→ **Exercise aim**
Please output the lines shown below exactly as they appear.

→ **Data**
----

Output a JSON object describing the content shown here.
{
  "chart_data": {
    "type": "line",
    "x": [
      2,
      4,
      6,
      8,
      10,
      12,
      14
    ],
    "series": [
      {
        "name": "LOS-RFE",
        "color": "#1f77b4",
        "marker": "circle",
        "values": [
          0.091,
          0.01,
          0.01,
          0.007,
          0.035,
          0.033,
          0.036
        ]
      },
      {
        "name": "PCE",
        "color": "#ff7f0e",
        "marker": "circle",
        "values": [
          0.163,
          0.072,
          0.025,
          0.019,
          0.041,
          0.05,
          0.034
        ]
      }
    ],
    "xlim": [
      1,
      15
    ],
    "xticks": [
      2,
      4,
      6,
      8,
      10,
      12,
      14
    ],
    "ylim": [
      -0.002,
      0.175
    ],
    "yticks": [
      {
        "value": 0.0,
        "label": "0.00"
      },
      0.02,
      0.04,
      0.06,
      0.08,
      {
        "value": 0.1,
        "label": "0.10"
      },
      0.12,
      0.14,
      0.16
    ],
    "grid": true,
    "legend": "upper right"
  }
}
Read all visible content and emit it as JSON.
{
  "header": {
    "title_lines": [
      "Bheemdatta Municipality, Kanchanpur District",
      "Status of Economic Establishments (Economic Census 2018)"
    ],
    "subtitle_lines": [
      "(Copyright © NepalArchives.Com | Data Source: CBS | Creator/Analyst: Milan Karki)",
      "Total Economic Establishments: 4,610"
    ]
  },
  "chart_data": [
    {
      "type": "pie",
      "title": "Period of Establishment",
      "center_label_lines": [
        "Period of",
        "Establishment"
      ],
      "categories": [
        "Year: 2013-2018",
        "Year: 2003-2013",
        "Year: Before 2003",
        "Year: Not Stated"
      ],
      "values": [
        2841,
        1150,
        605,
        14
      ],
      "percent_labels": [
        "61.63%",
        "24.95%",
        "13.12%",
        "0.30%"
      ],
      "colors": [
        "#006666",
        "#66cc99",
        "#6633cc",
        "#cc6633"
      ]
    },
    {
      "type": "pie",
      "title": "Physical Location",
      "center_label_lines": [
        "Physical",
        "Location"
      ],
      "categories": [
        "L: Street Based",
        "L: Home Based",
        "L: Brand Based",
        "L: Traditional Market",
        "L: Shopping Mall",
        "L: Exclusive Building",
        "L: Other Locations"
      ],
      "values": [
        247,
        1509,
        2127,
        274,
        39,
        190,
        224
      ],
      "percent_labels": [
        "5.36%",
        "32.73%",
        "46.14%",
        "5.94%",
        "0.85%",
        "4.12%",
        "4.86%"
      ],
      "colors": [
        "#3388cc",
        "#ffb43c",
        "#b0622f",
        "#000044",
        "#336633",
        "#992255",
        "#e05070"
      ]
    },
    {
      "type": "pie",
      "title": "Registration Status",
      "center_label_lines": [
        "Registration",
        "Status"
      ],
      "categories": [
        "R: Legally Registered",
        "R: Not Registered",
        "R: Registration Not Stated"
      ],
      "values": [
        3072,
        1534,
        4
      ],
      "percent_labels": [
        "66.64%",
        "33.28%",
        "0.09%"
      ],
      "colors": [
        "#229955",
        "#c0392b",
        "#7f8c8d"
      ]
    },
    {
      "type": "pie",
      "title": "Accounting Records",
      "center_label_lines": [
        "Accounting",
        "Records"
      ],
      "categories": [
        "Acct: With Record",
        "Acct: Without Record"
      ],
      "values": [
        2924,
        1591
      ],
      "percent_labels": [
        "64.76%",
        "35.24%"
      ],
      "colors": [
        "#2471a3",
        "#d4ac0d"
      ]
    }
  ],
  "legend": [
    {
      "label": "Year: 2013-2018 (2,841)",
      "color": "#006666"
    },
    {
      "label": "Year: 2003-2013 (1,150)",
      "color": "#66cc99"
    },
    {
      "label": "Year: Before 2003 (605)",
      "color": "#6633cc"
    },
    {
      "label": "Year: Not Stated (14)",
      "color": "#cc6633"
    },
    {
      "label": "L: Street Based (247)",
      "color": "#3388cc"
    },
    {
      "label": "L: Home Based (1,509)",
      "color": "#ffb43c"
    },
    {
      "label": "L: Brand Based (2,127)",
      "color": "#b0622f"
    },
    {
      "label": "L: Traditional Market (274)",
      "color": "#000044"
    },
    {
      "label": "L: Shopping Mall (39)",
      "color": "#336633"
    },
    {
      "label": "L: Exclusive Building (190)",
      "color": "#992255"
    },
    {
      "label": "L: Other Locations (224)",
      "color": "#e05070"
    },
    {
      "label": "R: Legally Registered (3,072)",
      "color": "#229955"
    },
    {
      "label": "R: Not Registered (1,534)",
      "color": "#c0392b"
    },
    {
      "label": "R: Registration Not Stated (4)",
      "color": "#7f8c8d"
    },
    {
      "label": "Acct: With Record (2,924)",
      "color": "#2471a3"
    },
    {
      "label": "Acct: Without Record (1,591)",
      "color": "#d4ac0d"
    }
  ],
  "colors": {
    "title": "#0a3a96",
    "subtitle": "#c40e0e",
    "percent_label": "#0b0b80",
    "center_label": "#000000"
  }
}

----

→ **Response below**
Output a JSON object describing the content shown here.
{
  "chart_data": {
    "type": "line",
    "x": [
      2,
      4,
      6,
      8,
      10,
      12,
      14
    ],
    "series": [
      {
        "name": "LOS-RFE",
        "color": "#1f77b4",
        "marker": "circle",
        "values": [
          0.091,
          0.01,
          0.01,
          0.007,
          0.035,
          0.033,
          0.036
        ]
      },
      {
        "name": "PCE",
        "color": "#ff7f0e",
        "marker": "circle",
        "values": [
          0.163,
          0.072,
          0.025,
          0.019,
          0.041,
          0.05,
          0.034
        ]
      }
    ],
    "xlim": [
      1,
      15
    ],
    "xticks": [
      2,
      4,
      6,
      8,
      10,
      12,
      14
    ],
    "ylim": [
      -0.002,
      0.175
    ],
    "yticks": [
      {
        "value": 0.0,
        "label": "0.00"
      },
      0.02,
      0.04,
      0.06,
      0.08,
      {
        "value": 0.1,
        "label": "0.10"
      },
      0.12,
      0.14,
      0.16
    ],
    "grid": true,
    "legend": "upper right"
  }
}
Read all visible content and emit it as JSON.
{
  "header": {
    "title_lines": [
      "Bheemdatta Municipality, Kanchanpur District",
      "Status of Economic Establishments (Economic Census 2018)"
    ],
    "subtitle_lines": [
      "(Copyright © NepalArchives.Com | Data Source: CBS | Creator/Analyst: Milan Karki)",
      "Total Economic Establishments: 4,610"
    ]
  },
  "chart_data": [
    {
      "type": "pie",
      "title": "Period of Establishment",
      "center_label_lines": [
        "Period of",
        "Establishment"
      ],
      "categories": [
        "Year: 2013-2018",
        "Year: 2003-2013",
        "Year: Before 2003",
        "Year: Not Stated"
      ],
      "values": [
        2841,
        1150,
        605,
        14
      ],
      "percent_labels": [
        "61.63%",
        "24.95%",
        "13.12%",
        "0.30%"
      ],
      "colors": [
        "#006666",
        "#66cc99",
        "#6633cc",
        "#cc6633"
      ]
    },
    {
      "type": "pie",
      "title": "Physical Location",
      "center_label_lines": [
        "Physical",
        "Location"
      ],
      "categories": [
        "L: Street Based",
        "L: Home Based",
        "L: Brand Based",
        "L: Traditional Market",
        "L: Shopping Mall",
        "L: Exclusive Building",
        "L: Other Locations"
      ],
      "values": [
        247,
        1509,
        2127,
        274,
        39,
        190,
        224
      ],
      "percent_labels": [
        "5.36%",
        "32.73%",
        "46.14%",
        "5.94%",
        "0.85%",
        "4.12%",
        "4.86%"
      ],
      "colors": [
        "#3388cc",
        "#ffb43c",
        "#b0622f",
        "#000044",
        "#336633",
        "#992255",
        "#e05070"
      ]
    },
    {
      "type": "pie",
      "title": "Registration Status",
      "center_label_lines": [
        "Registration",
        "Status"
      ],
      "categories": [
        "R: Legally Registered",
        "R: Not Registered",
        "R: Registration Not Stated"
      ],
      "values": [
        3072,
        1534,
        4
      ],
      "percent_labels": [
        "66.64%",
        "33.28%",
        "0.09%"
      ],
      "colors": [
        "#229955",
        "#c0392b",
        "#7f8c8d"
      ]
    },
    {
      "type": "pie",
      "title": "Accounting Records",
      "center_label_lines": [
        "Accounting",
        "Records"
      ],
      "categories": [
        "Acct: With Record",
        "Acct: Without Record"
      ],
      "values": [
        2924,
        1591
      ],
      "percent_labels": [
        "64.76%",
        "35.24%"
      ],
      "colors": [
        "#2471a3",
        "#d4ac0d"
      ]
    }
  ],
  "legend": [
    {
      "label": "Year: 2013-2018 (2,841)",
      "color": "#006666"
    },
    {
      "label": "Year: 2003-2013 (1,150)",
      "color": "#66cc99"
    },
    {
      "label": "Year: Before 2003 (605)",
      "color": "#6633cc"
    },
    {
      "label": "Year: Not Stated (14)",
      "color": "#cc6633"
    },
    {
      "label": "L: Street Based (247)",
      "color": "#3388cc"
    },
    {
      "label": "L: Home Based (1,509)",
      "color": "#ffb43c"
    },
    {
      "label": "L: Brand Based (2,127)",
      "color": "#b0622f"
    },
    {
      "label": "L: Traditional Market (274)",
      "color": "#000044"
    },
    {
      "label": "L: Shopping Mall (39)",
      "color": "#336633"
    },
    {
      "label": "L: Exclusive Building (190)",
      "color": "#992255"
    },
    {
      "label": "L: Other Locations (224)",
      "color": "#e05070"
    },
    {
      "label": "R: Legally Registered (3,072)",
      "color": "#229955"
    },
    {
      "label": "R: Not Registered (1,534)",
      "color": "#c0392b"
    },
    {
      "label": "R: Registration Not Stated (4)",
      "color": "#7f8c8d"
    },
    {
      "label": "Acct: With Record (2,924)",
      "color": "#2471a3"
    },
    {
      "label": "Acct: Without Record (1,591)",
      "color": "#d4ac0d"
    }
  ],
  "colors": {
    "title": "#0a3a96",
    "subtitle": "#c40e0e",
    "percent_label": "#0b0b80",
    "center_label": "#000000"
  }
}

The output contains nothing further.